Task directions — Extract the full listing verbatim and drop any pictures from your copy.

[Structured figure records]
((

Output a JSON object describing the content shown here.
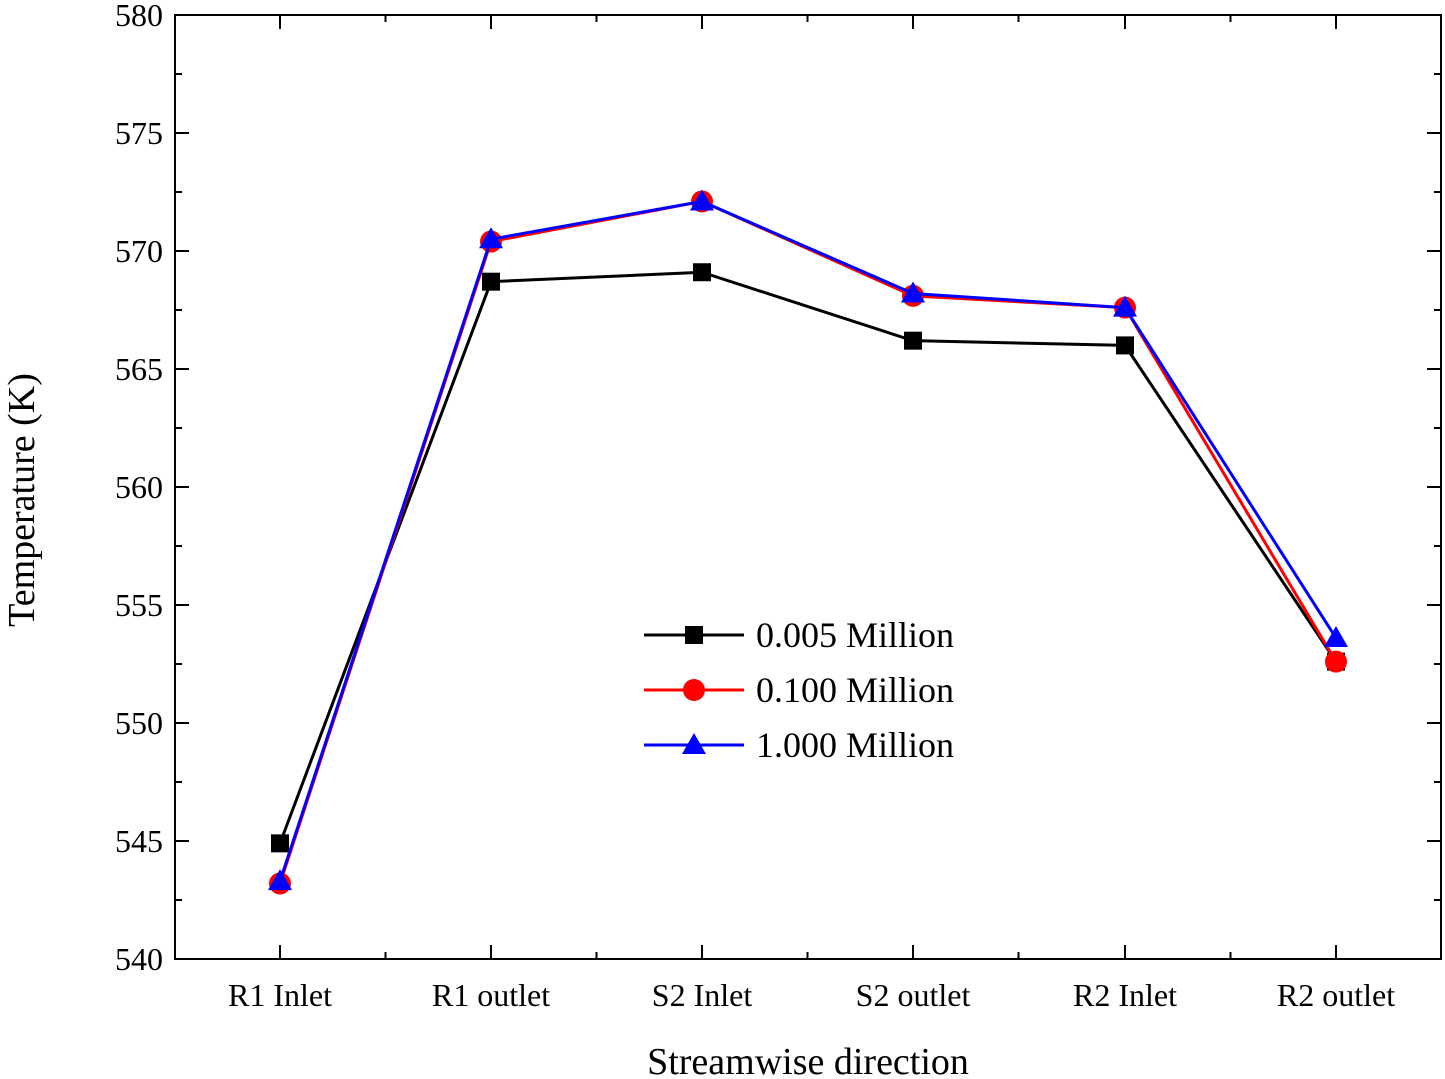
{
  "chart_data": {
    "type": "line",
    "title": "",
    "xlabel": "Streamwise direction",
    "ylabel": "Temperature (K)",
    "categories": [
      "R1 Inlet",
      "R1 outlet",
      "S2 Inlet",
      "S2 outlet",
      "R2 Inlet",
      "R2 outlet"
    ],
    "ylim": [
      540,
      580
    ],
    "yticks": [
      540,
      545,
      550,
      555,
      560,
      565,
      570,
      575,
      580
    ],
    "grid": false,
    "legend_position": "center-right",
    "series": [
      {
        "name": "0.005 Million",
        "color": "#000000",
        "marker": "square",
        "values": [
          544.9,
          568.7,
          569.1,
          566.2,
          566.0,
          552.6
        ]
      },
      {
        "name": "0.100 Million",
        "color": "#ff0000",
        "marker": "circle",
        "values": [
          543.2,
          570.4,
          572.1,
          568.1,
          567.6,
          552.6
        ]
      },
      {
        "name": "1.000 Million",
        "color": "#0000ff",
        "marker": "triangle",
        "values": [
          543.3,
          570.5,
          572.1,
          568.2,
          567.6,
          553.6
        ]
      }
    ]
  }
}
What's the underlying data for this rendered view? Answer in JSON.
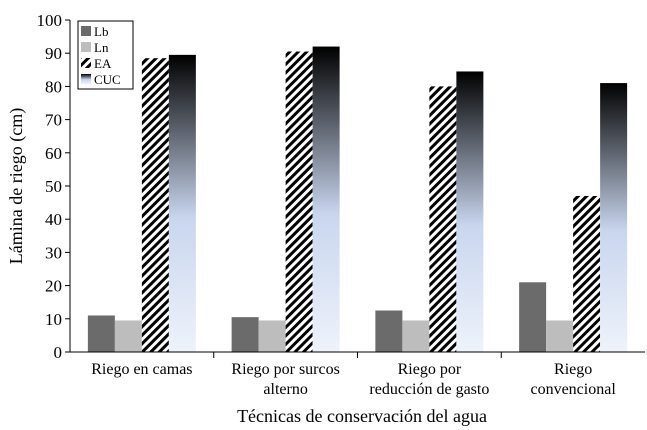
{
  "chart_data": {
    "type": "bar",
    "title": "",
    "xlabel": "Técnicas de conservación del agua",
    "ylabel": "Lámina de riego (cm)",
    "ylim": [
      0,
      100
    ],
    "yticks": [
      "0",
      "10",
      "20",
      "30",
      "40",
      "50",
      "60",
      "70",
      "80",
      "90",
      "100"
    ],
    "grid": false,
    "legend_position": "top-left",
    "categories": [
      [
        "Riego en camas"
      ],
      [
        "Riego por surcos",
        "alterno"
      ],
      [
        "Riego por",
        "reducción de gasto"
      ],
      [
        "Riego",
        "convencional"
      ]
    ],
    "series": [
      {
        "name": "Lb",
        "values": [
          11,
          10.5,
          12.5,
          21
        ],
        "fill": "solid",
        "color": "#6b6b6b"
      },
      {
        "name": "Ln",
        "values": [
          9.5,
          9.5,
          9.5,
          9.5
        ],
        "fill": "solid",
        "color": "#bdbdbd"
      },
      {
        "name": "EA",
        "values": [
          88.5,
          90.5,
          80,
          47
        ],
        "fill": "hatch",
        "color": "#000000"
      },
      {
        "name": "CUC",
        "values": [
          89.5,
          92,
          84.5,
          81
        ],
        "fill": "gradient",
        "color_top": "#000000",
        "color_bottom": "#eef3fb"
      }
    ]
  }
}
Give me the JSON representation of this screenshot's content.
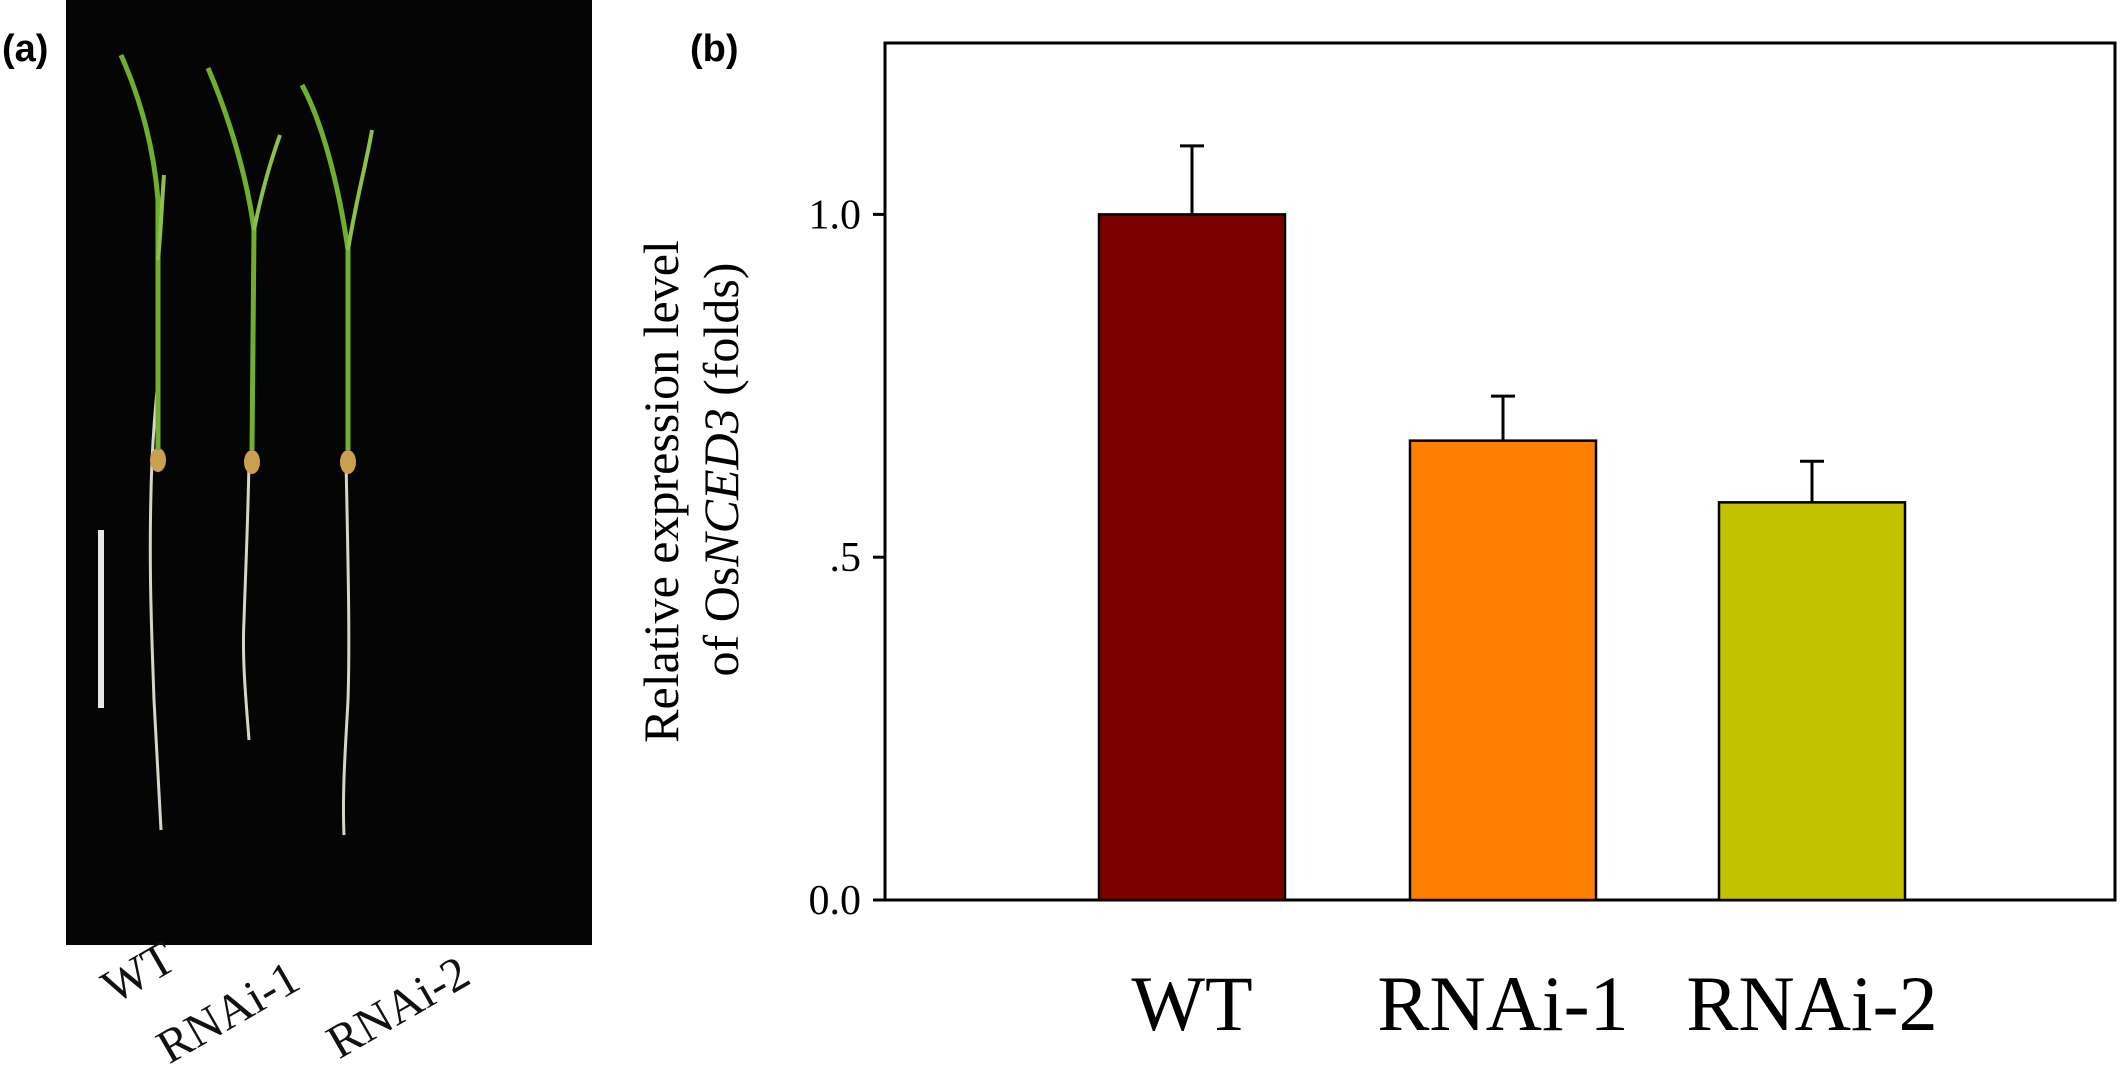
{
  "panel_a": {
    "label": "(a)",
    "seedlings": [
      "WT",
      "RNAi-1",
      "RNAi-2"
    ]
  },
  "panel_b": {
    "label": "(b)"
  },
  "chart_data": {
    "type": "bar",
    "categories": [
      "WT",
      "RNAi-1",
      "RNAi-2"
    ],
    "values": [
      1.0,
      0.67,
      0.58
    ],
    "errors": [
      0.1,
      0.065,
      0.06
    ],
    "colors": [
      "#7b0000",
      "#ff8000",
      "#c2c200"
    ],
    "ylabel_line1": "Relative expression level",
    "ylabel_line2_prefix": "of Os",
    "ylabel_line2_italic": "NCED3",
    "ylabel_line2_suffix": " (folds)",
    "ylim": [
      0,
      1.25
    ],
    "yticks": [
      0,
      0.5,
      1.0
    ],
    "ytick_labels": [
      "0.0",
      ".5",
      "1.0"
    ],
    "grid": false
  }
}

))

Exercise answer —
Output a JSON object describing the content shown here.
{
  "chart_data": {
    "type": "line",
    "title": "",
    "xlabel": "Streamwise direction",
    "ylabel": "Temperature (K)",
    "categories": [
      "R1 Inlet",
      "R1 outlet",
      "S2 Inlet",
      "S2 outlet",
      "R2 Inlet",
      "R2 outlet"
    ],
    "ylim": [
      540,
      580
    ],
    "yticks": [
      540,
      545,
      550,
      555,
      560,
      565,
      570,
      575,
      580
    ],
    "grid": false,
    "legend_position": "center-right",
    "series": [
      {
        "name": "0.005 Million",
        "color": "#000000",
        "marker": "square",
        "values": [
          544.9,
          568.7,
          569.1,
          566.2,
          566.0,
          552.6
        ]
      },
      {
        "name": "0.100 Million",
        "color": "#ff0000",
        "marker": "circle",
        "values": [
          543.2,
          570.4,
          572.1,
          568.1,
          567.6,
          552.6
        ]
      },
      {
        "name": "1.000 Million",
        "color": "#0000ff",
        "marker": "triangle",
        "values": [
          543.3,
          570.5,
          572.1,
          568.2,
          567.6,
          553.6
        ]
      }
    ]
  }
}
What's the underlying data for this rendered view? Answer in JSON.
{
  "chart_data": {
    "type": "bar",
    "title": "",
    "xlabel": "Técnicas de conservación del agua",
    "ylabel": "Lámina de riego (cm)",
    "ylim": [
      0,
      100
    ],
    "yticks": [
      "0",
      "10",
      "20",
      "30",
      "40",
      "50",
      "60",
      "70",
      "80",
      "90",
      "100"
    ],
    "grid": false,
    "legend_position": "top-left",
    "categories": [
      [
        "Riego en camas"
      ],
      [
        "Riego por surcos",
        "alterno"
      ],
      [
        "Riego por",
        "reducción de gasto"
      ],
      [
        "Riego",
        "convencional"
      ]
    ],
    "series": [
      {
        "name": "Lb",
        "values": [
          11,
          10.5,
          12.5,
          21
        ],
        "fill": "solid",
        "color": "#6b6b6b"
      },
      {
        "name": "Ln",
        "values": [
          9.5,
          9.5,
          9.5,
          9.5
        ],
        "fill": "solid",
        "color": "#bdbdbd"
      },
      {
        "name": "EA",
        "values": [
          88.5,
          90.5,
          80,
          47
        ],
        "fill": "hatch",
        "color": "#000000"
      },
      {
        "name": "CUC",
        "values": [
          89.5,
          92,
          84.5,
          81
        ],
        "fill": "gradient",
        "color_top": "#000000",
        "color_bottom": "#eef3fb"
      }
    ]
  }
}
Give me the JSON representation of this screenshot's content.
{
  "panel_a": {
    "label": "(a)",
    "seedlings": [
      "WT",
      "RNAi-1",
      "RNAi-2"
    ]
  },
  "panel_b": {
    "label": "(b)"
  },
  "chart_data": {
    "type": "bar",
    "categories": [
      "WT",
      "RNAi-1",
      "RNAi-2"
    ],
    "values": [
      1.0,
      0.67,
      0.58
    ],
    "errors": [
      0.1,
      0.065,
      0.06
    ],
    "colors": [
      "#7b0000",
      "#ff8000",
      "#c2c200"
    ],
    "ylabel_line1": "Relative expression level",
    "ylabel_line2_prefix": "of Os",
    "ylabel_line2_italic": "NCED3",
    "ylabel_line2_suffix": " (folds)",
    "ylim": [
      0,
      1.25
    ],
    "yticks": [
      0,
      0.5,
      1.0
    ],
    "ytick_labels": [
      "0.0",
      ".5",
      "1.0"
    ],
    "grid": false
  }
}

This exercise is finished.